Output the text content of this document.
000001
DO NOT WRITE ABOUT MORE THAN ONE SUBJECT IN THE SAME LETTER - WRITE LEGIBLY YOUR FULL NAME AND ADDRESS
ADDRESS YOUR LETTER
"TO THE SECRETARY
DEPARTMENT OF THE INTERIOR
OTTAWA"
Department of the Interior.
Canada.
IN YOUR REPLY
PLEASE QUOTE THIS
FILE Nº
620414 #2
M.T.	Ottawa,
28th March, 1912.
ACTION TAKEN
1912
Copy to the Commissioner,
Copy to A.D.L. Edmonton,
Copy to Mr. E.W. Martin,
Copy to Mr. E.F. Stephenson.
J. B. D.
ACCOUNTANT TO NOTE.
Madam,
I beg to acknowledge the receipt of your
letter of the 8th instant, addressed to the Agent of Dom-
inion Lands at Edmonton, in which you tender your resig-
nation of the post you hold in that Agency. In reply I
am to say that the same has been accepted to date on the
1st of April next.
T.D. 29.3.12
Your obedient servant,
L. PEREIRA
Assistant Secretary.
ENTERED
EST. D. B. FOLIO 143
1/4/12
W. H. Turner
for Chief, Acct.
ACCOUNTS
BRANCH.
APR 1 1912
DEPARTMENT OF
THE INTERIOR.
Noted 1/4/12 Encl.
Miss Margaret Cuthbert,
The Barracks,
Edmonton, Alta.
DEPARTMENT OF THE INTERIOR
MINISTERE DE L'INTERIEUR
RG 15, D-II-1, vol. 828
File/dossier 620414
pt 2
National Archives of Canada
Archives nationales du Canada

────

> [Task brief] Lines of the material that contain the word "Copy" are to be gathered.

> [Answer in full]
Copy to the Commissioner,
Copy to A.D.L. Edmonton,
Copy to Mr. E.W. Martin,
Copy to Mr. E.F. Stephenson.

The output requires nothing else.